**Problem to solve**
Gather from the listing below each line that includes the word "this", and copy it.

**Material shown**
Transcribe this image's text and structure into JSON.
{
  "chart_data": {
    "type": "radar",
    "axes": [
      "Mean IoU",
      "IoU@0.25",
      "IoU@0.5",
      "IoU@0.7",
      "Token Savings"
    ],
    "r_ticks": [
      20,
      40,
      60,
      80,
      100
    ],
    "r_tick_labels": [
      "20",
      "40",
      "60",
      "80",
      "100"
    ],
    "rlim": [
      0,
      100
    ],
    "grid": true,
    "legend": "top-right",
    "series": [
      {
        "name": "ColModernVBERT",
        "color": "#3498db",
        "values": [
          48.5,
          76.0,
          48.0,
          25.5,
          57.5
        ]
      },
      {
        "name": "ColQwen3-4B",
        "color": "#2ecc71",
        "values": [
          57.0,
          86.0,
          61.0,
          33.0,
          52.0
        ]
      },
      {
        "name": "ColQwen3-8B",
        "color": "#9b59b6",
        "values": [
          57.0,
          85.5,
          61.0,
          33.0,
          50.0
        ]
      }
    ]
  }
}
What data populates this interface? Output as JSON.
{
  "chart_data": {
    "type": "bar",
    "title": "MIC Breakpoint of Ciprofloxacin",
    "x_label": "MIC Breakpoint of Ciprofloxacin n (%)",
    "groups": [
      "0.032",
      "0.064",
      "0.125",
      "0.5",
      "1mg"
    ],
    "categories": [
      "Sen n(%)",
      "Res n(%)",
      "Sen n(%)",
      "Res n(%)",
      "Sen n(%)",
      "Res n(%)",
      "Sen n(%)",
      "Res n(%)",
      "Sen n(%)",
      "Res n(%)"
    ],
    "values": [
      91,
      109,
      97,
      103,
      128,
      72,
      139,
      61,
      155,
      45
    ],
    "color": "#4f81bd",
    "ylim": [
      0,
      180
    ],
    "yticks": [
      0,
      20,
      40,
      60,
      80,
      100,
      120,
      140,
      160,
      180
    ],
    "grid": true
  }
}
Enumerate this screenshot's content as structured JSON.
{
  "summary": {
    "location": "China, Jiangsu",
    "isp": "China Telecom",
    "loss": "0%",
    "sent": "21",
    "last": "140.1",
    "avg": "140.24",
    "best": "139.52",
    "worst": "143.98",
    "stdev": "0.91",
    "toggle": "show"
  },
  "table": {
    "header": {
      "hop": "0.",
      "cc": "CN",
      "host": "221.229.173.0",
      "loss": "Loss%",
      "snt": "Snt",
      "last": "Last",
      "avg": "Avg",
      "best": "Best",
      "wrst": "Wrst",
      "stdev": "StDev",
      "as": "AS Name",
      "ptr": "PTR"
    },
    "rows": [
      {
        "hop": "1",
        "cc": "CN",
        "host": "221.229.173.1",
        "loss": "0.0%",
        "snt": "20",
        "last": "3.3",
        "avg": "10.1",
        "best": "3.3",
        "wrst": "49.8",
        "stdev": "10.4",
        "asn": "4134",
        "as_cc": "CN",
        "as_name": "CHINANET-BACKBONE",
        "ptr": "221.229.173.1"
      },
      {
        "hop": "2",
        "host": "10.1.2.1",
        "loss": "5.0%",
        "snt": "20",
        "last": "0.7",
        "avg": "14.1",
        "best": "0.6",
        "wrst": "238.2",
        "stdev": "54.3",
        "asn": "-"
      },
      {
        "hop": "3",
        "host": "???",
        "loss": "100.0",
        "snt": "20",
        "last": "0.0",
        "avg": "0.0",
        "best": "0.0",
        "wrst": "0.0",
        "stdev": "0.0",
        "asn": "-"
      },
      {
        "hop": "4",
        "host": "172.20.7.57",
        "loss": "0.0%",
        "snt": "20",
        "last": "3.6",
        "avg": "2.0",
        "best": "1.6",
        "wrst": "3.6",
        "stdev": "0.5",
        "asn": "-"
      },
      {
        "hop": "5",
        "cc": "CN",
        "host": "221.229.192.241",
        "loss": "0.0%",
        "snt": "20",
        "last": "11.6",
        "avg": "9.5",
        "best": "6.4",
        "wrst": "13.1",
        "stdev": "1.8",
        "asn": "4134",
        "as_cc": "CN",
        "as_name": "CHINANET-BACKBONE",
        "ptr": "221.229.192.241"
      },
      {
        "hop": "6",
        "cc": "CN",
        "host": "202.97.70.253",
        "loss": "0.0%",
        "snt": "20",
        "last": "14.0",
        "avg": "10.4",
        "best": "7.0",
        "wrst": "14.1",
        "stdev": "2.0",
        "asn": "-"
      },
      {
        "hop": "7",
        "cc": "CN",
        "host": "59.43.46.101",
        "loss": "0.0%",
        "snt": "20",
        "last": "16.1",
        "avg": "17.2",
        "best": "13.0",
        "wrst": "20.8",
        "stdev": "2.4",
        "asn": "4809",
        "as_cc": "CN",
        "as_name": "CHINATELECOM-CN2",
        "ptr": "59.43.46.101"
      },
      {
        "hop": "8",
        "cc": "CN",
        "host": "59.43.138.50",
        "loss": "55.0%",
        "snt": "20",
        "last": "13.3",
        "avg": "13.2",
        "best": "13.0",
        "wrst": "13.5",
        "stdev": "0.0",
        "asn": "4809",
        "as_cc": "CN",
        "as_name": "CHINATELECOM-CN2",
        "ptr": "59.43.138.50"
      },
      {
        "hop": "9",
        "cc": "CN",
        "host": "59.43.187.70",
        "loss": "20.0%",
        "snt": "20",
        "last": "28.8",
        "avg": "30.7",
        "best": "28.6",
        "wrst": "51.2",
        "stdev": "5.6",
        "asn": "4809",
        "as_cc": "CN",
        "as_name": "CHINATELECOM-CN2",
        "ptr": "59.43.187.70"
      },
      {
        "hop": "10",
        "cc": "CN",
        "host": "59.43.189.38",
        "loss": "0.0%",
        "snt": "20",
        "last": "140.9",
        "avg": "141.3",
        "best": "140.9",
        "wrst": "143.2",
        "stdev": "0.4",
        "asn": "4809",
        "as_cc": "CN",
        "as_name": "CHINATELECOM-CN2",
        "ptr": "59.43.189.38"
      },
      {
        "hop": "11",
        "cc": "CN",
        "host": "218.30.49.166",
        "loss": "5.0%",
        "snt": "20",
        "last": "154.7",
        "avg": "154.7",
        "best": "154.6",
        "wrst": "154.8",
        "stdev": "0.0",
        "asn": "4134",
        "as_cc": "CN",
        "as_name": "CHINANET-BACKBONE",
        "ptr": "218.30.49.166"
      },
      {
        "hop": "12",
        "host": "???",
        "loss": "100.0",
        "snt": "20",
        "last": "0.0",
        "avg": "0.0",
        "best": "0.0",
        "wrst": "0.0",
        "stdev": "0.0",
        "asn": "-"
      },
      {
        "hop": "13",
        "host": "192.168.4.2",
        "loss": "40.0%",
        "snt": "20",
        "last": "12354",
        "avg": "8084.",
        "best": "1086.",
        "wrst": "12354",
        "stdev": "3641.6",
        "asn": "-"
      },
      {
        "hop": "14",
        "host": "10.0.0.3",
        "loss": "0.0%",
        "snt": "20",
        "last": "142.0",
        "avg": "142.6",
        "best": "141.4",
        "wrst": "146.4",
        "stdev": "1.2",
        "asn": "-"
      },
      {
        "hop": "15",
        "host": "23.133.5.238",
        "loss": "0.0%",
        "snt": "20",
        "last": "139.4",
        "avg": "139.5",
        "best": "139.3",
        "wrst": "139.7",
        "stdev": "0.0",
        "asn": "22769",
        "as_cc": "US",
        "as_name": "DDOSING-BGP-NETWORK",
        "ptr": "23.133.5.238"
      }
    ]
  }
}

**Worked answer**
Transcribe this image's text and structure into JSON.
What data populates this interface? Output as JSON.
Enumerate this screenshot's content as structured JSON.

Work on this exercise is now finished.